- _SUPPLIED RECORDS_:
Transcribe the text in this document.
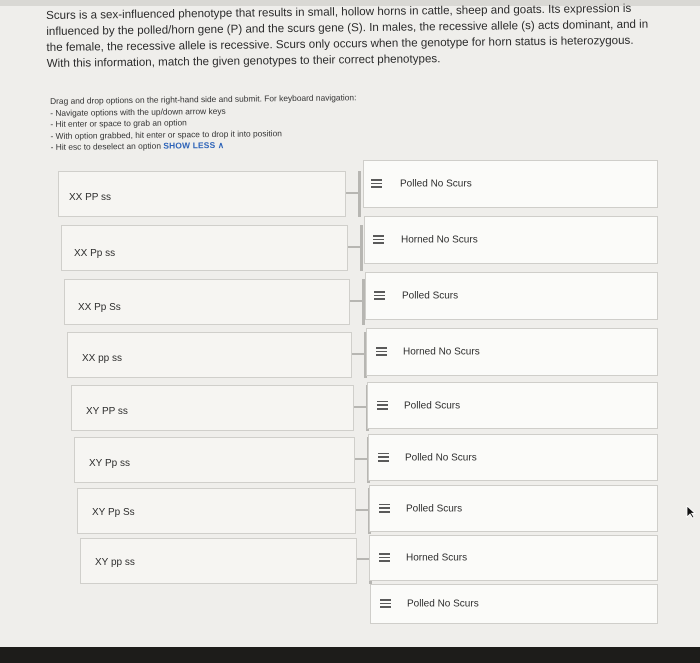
Scurs is a sex-influenced phenotype that results in small, hollow horns in cattle, sheep and goats. Its expression is influenced by the polled/horn gene (P) and the scurs gene (S). In males, the recessive allele (s) acts dominant, and in the female, the recessive allele is recessive. Scurs only occurs when the genotype for horn status is heterozygous. With this information, match the given genotypes to their correct phenotypes.
Drag and drop options on the right-hand side and submit. For keyboard navigation:
- Navigate options with the up/down arrow keys
- Hit enter or space to grab an option
- With option grabbed, hit enter or space to drop it into position
- Hit esc to deselect an option SHOW LESS ∧
XX PP ss
Polled No Scurs
XX Pp ss
Horned No Scurs
XX Pp Ss
Polled Scurs
XX pp ss
Horned No Scurs
XY PP ss
Polled Scurs
XY Pp ss
Polled No Scurs
XY Pp Ss	Polled Scurs
XY pp ss	Horned Scurs
Polled No Scurs
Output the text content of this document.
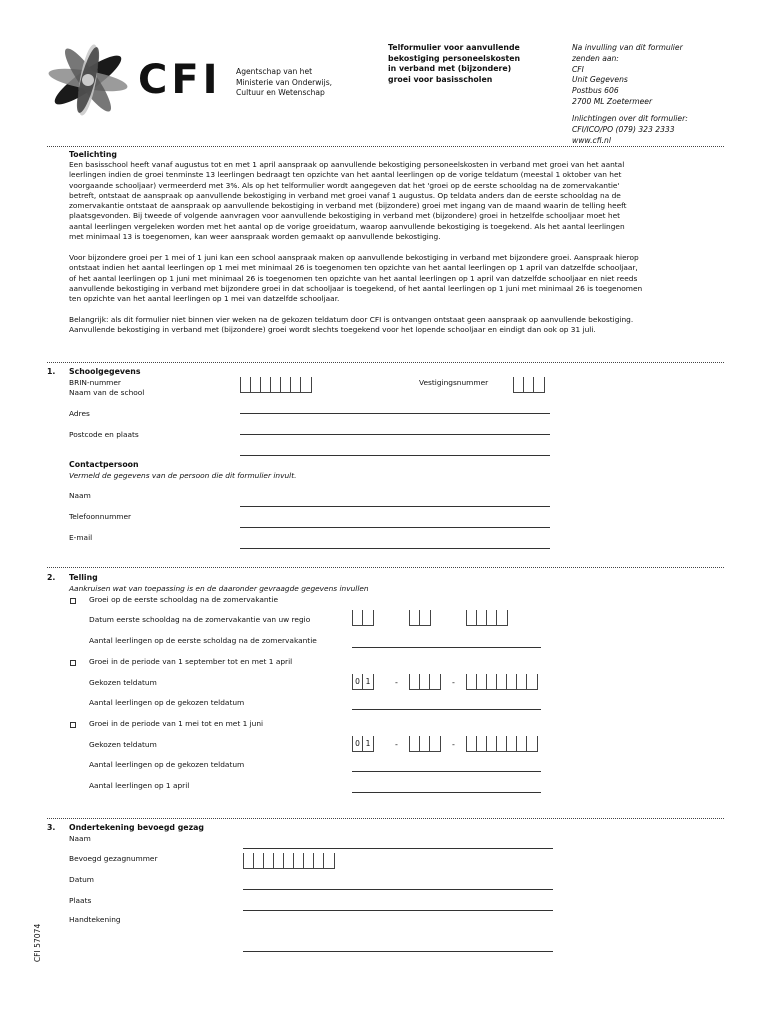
CFI Agentschap van het
Ministerie van Onderwijs,
Cultuur en Wetenschap
Telformulier voor aanvullende
bekostiging personeelskosten
in verband met (bijzondere)
groei voor basisscholen
Na invulling van dit formulier
zenden aan:
CFI
Unit Gegevens
Postbus 606
2700 ML Zoetermeer
Inlichtingen over dit formulier:
CFI/ICO/PO (079) 323 2333
www.cfi.nl
Toelichting
Een basisschool heeft vanaf augustus tot en met 1 april aanspraak op aanvullende bekostiging personeelskosten in verband met groei van het aantal
leerlingen indien de groei tenminste 13 leerlingen bedraagt ten opzichte van het aantal leerlingen op de vorige teldatum (meestal 1 oktober van het
voorgaande schooljaar) vermeerderd met 3%. Als op het telformulier wordt aangegeven dat het 'groei op de eerste schooldag na de zomervakantie'
betreft, ontstaat de aanspraak op aanvullende bekostiging in verband met groei vanaf 1 augustus. Op teldata anders dan de eerste schooldag na de
zomervakantie ontstaat de aanspraak op aanvullende bekostiging in verband met (bijzondere) groei met ingang van de maand waarin de telling heeft
plaatsgevonden. Bij tweede of volgende aanvragen voor aanvullende bekostiging in verband met (bijzondere) groei in hetzelfde schooljaar moet het
aantal leerlingen vergeleken worden met het aantal op de vorige groeidatum, waarop aanvullende bekostiging is toegekend. Als het aantal leerlingen
met minimaal 13 is toegenomen, kan weer aanspraak worden gemaakt op aanvullende bekostiging.
Voor bijzondere groei per 1 mei of 1 juni kan een school aanspraak maken op aanvullende bekostiging in verband met bijzondere groei. Aanspraak hierop
ontstaat indien het aantal leerlingen op 1 mei met minimaal 26 is toegenomen ten opzichte van het aantal leerlingen op 1 april van datzelfde schooljaar,
of het aantal leerlingen op 1 juni met minimaal 26 is toegenomen ten opzichte van het aantal leerlingen op 1 april van datzelfde schooljaar en niet reeds
aanvullende bekostiging in verband met bijzondere groei in dat schooljaar is toegekend, of het aantal leerlingen op 1 juni met minimaal 26 is toegenomen
ten opzichte van het aantal leerlingen op 1 mei van datzelfde schooljaar.
Belangrijk: als dit formulier niet binnen vier weken na de gekozen teldatum door CFI is ontvangen ontstaat geen aanspraak op aanvullende bekostiging.
Aanvullende bekostiging in verband met (bijzondere) groei wordt slechts toegekend voor het lopende schooljaar en eindigt dan ook op 31 juli.
1. Schoolgegevens
BRIN-nummer
Naam van de school
Vestigingsnummer
Adres
Postcode en plaats
Contactpersoon
Vermeld de gegevens van de persoon die dit formulier invult.
Naam
Telefoonnummer
E-mail
2. Telling
Aankruisen wat van toepassing is en de daaronder gevraagde gegevens invullen
Groei op de eerste schooldag na de zomervakantie
Datum eerste schooldag na de zomervakantie van uw regio
Aantal leerlingen op de eerste scholdag na de zomervakantie
Groei in de periode van 1 september tot en met 1 april
Gekozen teldatum	0 1	-	-
Aantal leerlingen op de gekozen teldatum
Groei in de periode van 1 mei tot en met 1 juni
Gekozen teldatum	0 1	-	-
Aantal leerlingen op de gekozen teldatum
Aantal leerlingen op 1 april
3. Ondertekening bevoegd gezag
Naam
Bevoegd gezagnummer
Datum
Plaats
Handtekening
CFI 57074
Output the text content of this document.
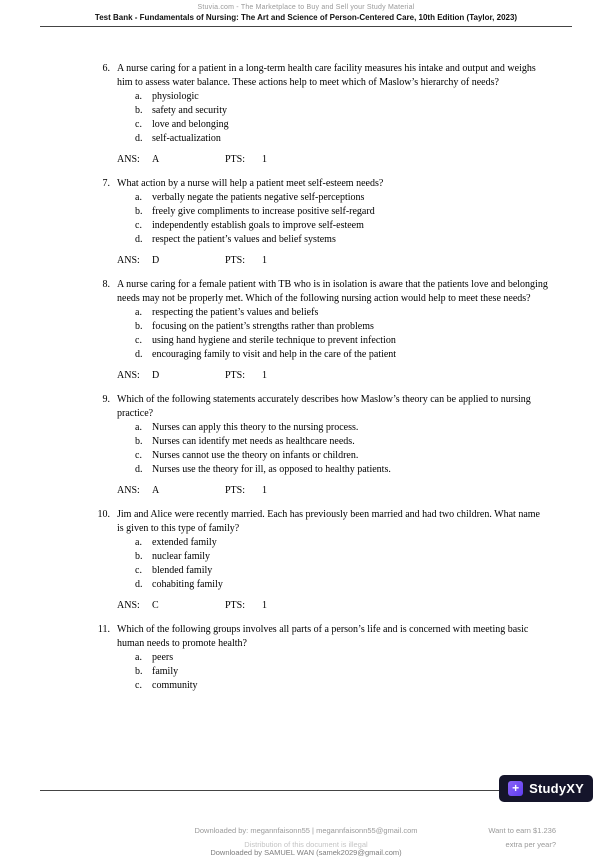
Stuvia.com - The Marketplace to Buy and Sell your Study Material
Test Bank - Fundamentals of Nursing: The Art and Science of Person-Centered Care, 10th Edition (Taylor, 2023)
6. A nurse caring for a patient in a long-term health care facility measures his intake and output and weighs him to assess water balance. These actions help to meet which of Maslow’s hierarchy of needs?
a.	physiologic
b. safety and security
c.	love and belonging
d. self-actualization
ANS:	A	PTS:	1
7. What action by a nurse will help a patient meet self-esteem needs?
a.	verbally negate the patients negative self-perceptions
b. freely give compliments to increase positive self-regard
c.	independently establish goals to improve self-esteem
d. respect the patient’s values and belief systems
ANS:	D	PTS:	1
8. A nurse caring for a female patient with TB who is in isolation is aware that the patients love and belonging needs may not be properly met. Which of the following nursing action would help to meet these needs?
a.	respecting the patient’s values and beliefs
b. focusing on the patient’s strengths rather than problems
c.	using hand hygiene and sterile technique to prevent infection
d. encouraging family to visit and help in the care of the patient
ANS:	D	PTS:	1
9. Which of the following statements accurately describes how Maslow’s theory can be applied to nursing practice?
a.	Nurses can apply this theory to the nursing process.
b. Nurses can identify met needs as healthcare needs.
c.	Nurses cannot use the theory on infants or children.
d. Nurses use the theory for ill, as opposed to healthy patients.
ANS:	A	PTS:	1
10. Jim and Alice were recently married. Each has previously been married and had two children. What name is given to this type of family?
a.	extended family
b. nuclear family
c.	blended family
d. cohabiting family
ANS:	C	PTS:	1
11. Which of the following groups involves all parts of a person’s life and is concerned with meeting basic human needs to promote health?
a.	peers
b. family
c.	community
+ StudyXY
Downloaded by: megannfaisonn55 | megannfaisonn55@gmail.com	Want to earn $1.236
Distribution of this document is illegal	extra per year?
Downloaded by SAMUEL WAN (samek2029@gmail.com)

- _TASK TO COMPLETE_: A single number is the answer here: the count of lines in the listing that hold the string "esteem".

- _SOLUTION_: 2